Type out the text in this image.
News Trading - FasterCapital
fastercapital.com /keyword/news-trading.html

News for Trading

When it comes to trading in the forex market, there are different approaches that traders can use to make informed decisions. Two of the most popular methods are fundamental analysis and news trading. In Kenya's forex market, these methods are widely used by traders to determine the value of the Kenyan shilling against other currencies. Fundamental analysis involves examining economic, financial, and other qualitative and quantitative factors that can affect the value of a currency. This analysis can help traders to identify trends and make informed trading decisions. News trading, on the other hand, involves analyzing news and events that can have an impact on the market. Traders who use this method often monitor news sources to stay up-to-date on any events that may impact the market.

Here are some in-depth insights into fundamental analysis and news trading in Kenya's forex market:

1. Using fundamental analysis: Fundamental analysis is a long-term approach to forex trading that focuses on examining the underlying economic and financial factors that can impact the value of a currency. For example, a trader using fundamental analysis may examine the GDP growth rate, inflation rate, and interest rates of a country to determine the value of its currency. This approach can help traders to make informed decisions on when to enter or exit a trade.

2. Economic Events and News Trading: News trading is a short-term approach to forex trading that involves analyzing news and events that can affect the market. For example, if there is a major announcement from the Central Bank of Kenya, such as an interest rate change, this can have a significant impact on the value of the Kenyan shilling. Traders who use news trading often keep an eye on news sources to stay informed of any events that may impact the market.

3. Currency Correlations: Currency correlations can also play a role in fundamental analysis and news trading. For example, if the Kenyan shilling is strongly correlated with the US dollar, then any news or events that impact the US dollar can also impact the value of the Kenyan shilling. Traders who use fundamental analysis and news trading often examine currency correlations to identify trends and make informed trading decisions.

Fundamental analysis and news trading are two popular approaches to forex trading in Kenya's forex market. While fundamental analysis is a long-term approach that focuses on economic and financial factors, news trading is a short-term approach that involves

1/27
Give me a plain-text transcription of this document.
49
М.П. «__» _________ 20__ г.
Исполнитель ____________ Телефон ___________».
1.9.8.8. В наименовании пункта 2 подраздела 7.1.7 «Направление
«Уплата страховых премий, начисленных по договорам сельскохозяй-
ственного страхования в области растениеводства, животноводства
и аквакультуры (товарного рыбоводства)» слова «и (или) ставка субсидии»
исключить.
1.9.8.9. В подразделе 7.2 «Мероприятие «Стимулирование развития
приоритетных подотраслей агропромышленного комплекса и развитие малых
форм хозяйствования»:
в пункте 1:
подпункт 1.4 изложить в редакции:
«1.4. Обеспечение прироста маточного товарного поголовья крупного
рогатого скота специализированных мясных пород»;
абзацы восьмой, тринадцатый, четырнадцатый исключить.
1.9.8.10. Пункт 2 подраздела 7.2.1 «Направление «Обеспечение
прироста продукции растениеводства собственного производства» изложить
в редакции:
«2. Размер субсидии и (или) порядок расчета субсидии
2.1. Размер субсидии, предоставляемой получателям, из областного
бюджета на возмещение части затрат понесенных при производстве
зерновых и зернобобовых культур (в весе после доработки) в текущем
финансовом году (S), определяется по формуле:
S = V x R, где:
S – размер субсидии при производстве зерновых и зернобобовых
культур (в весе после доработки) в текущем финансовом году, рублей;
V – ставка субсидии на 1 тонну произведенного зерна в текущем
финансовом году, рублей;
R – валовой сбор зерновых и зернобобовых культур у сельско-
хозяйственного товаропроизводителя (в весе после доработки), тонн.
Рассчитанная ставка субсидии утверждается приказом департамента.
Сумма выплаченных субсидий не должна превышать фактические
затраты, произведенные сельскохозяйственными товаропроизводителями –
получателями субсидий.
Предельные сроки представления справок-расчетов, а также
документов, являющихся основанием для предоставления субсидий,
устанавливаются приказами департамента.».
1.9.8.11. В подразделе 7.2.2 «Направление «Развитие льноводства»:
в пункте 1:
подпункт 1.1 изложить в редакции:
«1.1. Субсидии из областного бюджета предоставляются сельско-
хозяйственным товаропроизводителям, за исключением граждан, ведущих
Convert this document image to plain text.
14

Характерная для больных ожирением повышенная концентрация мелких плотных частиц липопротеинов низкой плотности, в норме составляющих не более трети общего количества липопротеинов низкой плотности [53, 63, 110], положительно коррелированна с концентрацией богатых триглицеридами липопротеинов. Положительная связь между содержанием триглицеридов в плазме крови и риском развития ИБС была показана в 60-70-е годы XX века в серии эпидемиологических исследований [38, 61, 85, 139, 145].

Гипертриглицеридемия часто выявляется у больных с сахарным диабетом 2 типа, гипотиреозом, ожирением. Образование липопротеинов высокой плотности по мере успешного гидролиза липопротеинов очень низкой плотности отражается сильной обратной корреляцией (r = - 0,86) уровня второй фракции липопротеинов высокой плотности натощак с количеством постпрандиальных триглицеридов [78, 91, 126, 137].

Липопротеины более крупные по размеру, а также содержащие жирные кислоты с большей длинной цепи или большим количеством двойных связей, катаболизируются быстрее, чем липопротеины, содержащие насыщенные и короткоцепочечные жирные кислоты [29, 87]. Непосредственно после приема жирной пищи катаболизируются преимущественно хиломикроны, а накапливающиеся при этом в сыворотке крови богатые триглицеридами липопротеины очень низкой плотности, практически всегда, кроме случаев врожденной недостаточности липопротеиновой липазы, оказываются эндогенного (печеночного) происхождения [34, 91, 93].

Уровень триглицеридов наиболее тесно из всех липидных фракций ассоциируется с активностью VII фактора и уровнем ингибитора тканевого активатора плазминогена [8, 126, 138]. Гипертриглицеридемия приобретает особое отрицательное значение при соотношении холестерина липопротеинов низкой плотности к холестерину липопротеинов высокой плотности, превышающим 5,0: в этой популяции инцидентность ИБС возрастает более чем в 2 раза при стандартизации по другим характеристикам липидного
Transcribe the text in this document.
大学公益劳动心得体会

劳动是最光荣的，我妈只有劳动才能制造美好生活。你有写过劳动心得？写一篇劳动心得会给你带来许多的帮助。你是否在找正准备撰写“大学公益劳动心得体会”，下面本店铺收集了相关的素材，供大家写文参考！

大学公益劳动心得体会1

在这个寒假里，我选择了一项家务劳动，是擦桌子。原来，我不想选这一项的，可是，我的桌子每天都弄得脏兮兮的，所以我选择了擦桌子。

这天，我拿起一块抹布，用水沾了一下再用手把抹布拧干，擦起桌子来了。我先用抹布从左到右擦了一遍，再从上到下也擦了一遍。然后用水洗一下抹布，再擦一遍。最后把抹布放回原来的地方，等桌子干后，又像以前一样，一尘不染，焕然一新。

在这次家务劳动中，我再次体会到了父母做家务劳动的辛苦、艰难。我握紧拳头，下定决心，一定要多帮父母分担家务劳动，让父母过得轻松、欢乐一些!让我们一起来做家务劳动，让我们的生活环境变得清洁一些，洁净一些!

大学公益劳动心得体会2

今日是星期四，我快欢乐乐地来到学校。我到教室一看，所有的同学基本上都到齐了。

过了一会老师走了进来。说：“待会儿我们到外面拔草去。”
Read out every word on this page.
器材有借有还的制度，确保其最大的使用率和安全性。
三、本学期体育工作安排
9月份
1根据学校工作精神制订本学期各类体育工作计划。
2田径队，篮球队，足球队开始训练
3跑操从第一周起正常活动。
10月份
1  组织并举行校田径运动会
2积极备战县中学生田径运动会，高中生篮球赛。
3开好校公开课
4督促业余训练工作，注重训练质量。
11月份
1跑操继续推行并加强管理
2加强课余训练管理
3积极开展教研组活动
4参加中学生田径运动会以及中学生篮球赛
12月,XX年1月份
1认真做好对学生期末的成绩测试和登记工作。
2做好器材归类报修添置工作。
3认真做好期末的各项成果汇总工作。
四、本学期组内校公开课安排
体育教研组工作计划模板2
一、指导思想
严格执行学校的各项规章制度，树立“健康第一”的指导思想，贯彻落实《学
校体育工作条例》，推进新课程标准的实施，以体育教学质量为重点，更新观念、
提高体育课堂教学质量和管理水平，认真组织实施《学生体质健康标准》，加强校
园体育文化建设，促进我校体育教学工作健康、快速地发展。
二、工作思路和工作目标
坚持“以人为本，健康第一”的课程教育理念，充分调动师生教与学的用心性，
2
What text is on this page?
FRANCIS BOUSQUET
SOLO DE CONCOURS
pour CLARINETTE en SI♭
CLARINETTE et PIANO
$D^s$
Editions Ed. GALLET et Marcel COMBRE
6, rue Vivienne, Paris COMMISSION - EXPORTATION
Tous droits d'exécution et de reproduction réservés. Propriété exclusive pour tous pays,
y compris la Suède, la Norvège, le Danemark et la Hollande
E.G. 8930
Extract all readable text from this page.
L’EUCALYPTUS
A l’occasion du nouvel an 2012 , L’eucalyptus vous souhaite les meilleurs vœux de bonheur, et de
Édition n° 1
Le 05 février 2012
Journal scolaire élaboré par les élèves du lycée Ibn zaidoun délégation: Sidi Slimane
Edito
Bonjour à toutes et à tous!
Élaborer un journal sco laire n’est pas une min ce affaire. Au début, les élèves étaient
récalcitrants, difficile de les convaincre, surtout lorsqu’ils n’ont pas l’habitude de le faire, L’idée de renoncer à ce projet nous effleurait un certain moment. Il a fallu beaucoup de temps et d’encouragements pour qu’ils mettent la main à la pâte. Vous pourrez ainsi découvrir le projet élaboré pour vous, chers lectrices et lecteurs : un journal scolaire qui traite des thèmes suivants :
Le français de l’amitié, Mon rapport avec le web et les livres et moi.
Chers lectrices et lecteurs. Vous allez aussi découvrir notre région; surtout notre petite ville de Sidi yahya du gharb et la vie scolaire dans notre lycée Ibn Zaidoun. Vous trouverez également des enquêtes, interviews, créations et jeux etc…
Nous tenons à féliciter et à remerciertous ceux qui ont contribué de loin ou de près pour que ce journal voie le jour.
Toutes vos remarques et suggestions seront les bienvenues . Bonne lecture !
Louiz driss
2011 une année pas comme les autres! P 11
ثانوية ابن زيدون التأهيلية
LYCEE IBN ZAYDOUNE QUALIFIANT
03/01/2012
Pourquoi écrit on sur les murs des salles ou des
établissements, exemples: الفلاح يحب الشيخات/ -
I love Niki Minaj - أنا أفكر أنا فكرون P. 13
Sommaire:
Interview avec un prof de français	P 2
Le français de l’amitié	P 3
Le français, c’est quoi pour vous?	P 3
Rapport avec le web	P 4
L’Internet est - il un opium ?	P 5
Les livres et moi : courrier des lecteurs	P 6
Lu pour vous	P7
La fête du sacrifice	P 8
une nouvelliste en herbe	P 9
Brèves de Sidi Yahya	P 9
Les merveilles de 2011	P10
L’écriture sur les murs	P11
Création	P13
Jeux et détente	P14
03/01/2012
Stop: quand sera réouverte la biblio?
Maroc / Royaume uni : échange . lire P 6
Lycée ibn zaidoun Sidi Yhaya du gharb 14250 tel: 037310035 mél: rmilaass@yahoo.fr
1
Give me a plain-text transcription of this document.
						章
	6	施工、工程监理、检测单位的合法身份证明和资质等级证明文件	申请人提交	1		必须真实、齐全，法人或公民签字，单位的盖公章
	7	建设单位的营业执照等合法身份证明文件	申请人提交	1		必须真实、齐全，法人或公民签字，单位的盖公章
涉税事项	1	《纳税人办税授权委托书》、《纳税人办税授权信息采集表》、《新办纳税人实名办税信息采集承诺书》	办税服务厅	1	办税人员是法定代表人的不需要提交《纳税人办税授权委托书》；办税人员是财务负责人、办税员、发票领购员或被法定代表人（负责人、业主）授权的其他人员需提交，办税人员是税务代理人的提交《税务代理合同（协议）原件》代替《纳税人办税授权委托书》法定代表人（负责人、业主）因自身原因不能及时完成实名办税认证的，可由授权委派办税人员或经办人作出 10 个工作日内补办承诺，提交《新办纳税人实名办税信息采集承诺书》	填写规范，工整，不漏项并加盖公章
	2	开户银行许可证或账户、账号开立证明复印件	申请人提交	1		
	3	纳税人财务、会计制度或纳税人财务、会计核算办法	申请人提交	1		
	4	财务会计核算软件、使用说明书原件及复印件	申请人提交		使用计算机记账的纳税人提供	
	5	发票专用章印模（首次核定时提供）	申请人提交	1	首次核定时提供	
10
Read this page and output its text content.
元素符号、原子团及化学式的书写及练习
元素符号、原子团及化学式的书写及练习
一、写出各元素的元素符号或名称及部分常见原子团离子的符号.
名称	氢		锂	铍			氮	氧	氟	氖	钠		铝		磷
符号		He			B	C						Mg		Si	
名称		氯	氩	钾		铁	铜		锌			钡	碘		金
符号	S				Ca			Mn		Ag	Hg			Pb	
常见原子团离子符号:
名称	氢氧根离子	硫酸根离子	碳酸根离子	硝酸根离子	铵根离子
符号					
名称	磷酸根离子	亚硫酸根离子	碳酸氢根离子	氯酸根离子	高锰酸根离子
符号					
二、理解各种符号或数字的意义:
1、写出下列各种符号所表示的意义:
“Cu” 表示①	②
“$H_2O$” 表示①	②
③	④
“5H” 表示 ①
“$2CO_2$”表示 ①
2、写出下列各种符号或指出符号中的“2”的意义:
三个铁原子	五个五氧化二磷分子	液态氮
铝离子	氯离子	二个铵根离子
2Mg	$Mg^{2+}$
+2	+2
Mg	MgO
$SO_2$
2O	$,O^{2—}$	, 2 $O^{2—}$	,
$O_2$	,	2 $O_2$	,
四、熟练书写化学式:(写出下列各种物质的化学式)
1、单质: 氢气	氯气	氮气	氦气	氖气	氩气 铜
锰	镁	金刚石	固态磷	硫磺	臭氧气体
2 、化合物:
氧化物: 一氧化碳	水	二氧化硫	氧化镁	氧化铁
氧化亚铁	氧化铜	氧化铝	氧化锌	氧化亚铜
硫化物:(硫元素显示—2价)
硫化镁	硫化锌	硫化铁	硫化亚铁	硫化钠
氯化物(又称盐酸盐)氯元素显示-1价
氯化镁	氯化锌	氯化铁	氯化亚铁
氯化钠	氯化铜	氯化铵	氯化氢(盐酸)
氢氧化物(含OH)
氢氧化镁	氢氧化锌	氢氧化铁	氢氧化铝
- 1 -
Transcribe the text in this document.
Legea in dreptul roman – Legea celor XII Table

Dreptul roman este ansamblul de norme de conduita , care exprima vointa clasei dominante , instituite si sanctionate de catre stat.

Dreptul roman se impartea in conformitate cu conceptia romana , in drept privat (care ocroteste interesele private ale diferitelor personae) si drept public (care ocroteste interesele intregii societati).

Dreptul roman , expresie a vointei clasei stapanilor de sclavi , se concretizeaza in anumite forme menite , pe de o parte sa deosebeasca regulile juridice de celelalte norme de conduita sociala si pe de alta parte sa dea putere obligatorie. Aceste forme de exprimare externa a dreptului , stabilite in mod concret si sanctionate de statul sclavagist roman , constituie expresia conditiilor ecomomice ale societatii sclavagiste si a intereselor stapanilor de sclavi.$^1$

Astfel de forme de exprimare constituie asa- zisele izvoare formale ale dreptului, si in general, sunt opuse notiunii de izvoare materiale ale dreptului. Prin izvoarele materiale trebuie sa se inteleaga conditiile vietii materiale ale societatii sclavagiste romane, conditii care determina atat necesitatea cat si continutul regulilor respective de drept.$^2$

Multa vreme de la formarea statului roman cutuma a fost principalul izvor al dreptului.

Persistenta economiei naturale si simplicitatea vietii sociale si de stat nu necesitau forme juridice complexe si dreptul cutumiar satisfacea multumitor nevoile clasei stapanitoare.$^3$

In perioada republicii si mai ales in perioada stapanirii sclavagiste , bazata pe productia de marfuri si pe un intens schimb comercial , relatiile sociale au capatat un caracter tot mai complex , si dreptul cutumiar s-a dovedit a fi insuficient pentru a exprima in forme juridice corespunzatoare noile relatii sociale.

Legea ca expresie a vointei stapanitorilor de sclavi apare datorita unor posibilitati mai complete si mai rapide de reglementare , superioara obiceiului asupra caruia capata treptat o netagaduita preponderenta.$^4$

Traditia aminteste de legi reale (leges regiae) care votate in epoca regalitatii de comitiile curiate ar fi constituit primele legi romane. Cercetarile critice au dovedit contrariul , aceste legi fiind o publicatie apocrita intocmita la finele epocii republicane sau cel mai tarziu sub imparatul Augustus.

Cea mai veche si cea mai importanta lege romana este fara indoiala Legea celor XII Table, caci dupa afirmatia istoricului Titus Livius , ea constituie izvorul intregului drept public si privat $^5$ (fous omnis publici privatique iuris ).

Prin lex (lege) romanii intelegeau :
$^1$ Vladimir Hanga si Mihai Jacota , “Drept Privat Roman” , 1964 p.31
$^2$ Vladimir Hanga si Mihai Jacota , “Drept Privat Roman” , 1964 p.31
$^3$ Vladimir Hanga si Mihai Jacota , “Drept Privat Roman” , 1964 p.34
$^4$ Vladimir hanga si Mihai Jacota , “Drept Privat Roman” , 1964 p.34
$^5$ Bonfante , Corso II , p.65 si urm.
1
• • • •
▶ **Aim of the task**: Filter the records above for lines containing the word "изложить", and copy those lines.

▶ **Exercise output**:
подпункт 1.4 изложить в редакции:
прироста продукции растениеводства собственного производства» изложить
подпункт 1.1 изложить в редакции:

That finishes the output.